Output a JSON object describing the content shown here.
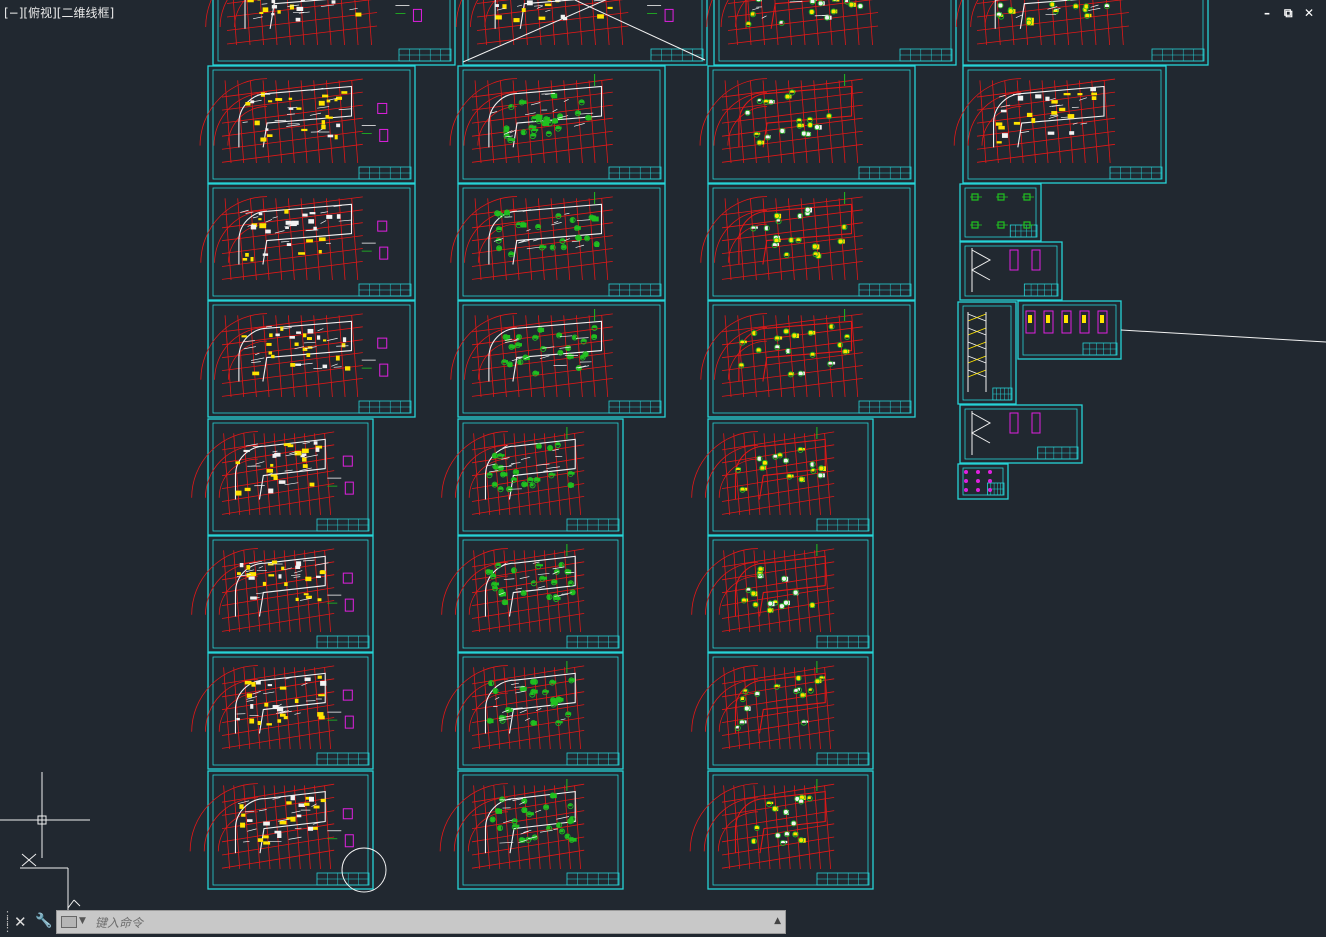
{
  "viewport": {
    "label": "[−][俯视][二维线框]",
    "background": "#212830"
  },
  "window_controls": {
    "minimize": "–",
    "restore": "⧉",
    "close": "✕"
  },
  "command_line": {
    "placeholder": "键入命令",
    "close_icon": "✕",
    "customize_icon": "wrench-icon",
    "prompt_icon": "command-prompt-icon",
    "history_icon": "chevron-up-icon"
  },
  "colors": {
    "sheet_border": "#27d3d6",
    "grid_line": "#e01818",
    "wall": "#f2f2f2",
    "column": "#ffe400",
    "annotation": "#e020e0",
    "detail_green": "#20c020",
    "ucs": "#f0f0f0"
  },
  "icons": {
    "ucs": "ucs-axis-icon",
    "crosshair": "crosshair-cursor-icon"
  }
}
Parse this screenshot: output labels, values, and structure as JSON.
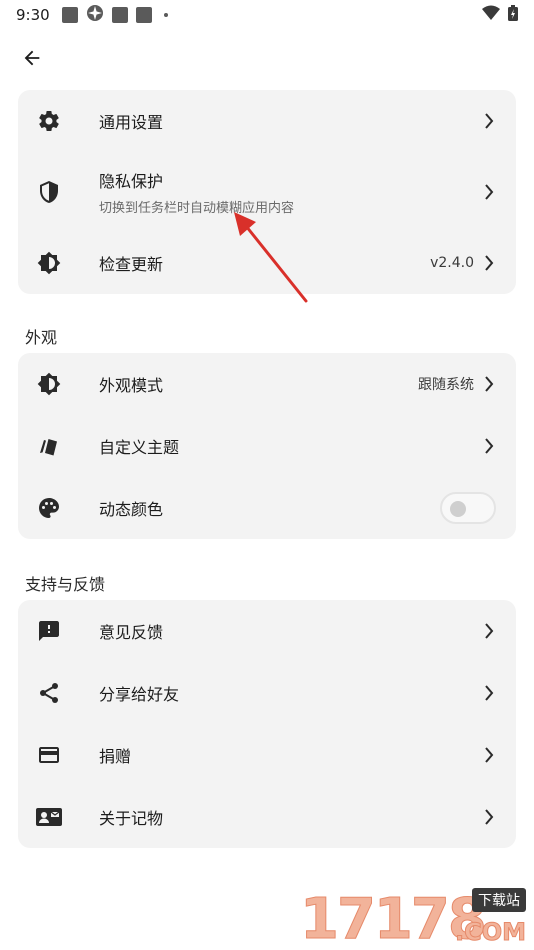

------------------------------------------------

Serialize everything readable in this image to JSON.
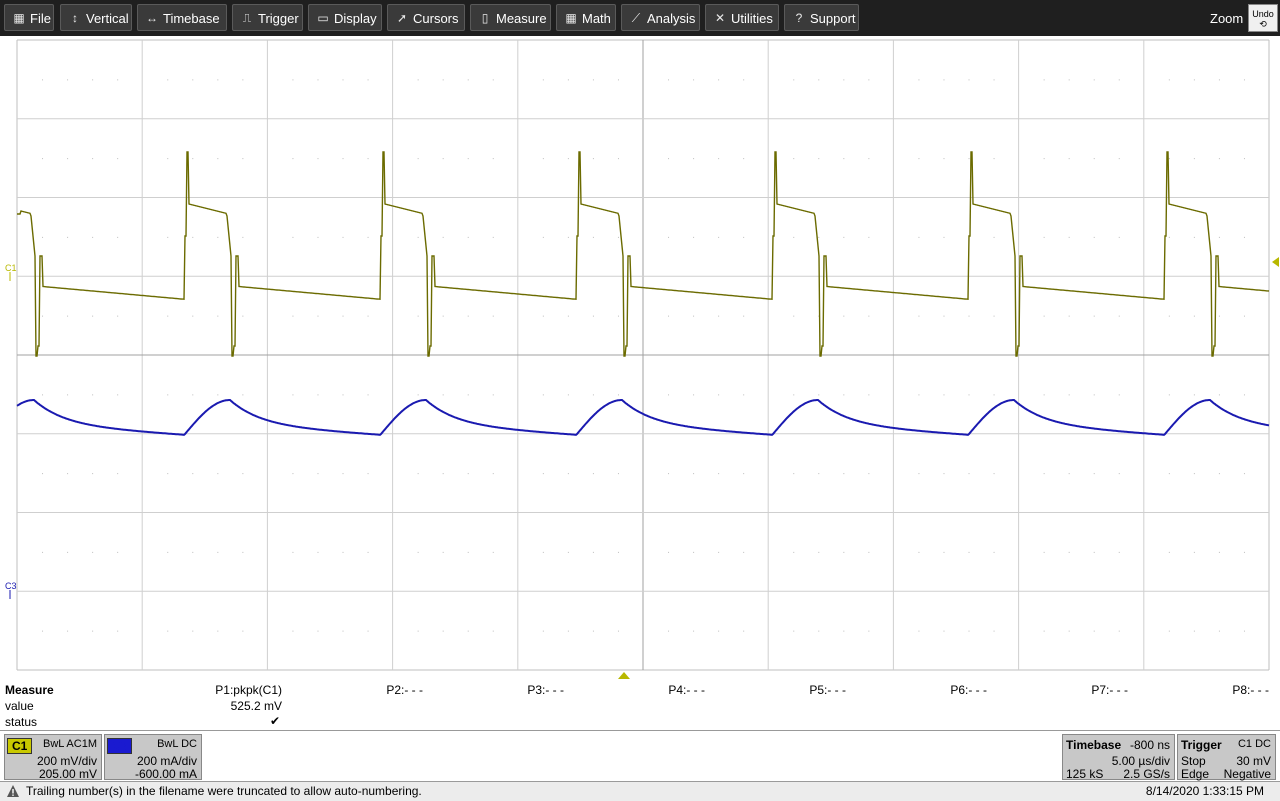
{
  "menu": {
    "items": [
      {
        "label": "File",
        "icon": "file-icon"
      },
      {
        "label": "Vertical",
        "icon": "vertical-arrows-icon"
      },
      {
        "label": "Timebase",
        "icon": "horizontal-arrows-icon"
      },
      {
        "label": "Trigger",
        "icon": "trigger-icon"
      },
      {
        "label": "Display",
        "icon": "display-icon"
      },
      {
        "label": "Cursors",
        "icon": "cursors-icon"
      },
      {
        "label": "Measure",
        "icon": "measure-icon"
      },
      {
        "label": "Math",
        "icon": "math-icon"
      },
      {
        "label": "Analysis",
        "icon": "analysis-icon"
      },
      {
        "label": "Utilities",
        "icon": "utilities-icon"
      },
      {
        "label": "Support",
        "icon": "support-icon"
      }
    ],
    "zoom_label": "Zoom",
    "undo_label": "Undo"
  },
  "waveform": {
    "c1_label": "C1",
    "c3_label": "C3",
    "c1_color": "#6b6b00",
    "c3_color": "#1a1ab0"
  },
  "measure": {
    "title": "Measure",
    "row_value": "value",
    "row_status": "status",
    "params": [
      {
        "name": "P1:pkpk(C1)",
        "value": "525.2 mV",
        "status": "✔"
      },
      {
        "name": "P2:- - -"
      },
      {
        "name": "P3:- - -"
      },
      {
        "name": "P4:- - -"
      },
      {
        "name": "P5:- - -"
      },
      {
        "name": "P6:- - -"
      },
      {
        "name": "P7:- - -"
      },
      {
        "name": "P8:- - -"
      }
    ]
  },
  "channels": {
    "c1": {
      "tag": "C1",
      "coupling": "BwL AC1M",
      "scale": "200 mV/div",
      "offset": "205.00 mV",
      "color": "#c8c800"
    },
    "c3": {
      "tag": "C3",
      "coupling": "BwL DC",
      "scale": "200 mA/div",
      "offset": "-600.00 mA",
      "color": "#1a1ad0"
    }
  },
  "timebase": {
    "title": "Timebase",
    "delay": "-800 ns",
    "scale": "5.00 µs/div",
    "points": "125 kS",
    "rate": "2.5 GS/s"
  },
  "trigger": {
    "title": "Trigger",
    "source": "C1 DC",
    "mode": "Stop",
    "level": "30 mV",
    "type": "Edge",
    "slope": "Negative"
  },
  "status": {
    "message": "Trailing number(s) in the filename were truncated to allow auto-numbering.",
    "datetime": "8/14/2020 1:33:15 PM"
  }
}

------------------------------------------------

Reproduce, word for word, only the lines in the records above from the line with "Output a JSON" through the line with "Parse this screenshot: output", including both ends; omit the pictures.

REPLY TO THE EXERCISE =>
Output a JSON object describing the content shown here.
{
  "viewport": {
    "label": "[−][俯视][二维线框]",
    "background": "#212830"
  },
  "window_controls": {
    "minimize": "–",
    "restore": "⧉",
    "close": "✕"
  },
  "command_line": {
    "placeholder": "键入命令",
    "close_icon": "✕",
    "customize_icon": "wrench-icon",
    "prompt_icon": "command-prompt-icon",
    "history_icon": "chevron-up-icon"
  },
  "colors": {
    "sheet_border": "#27d3d6",
    "grid_line": "#e01818",
    "wall": "#f2f2f2",
    "column": "#ffe400",
    "annotation": "#e020e0",
    "detail_green": "#20c020",
    "ucs": "#f0f0f0"
  },
  "icons": {
    "ucs": "ucs-axis-icon",
    "crosshair": "crosshair-cursor-icon"
  }
}
Parse this screenshot: output labels, values, and structure as JSON.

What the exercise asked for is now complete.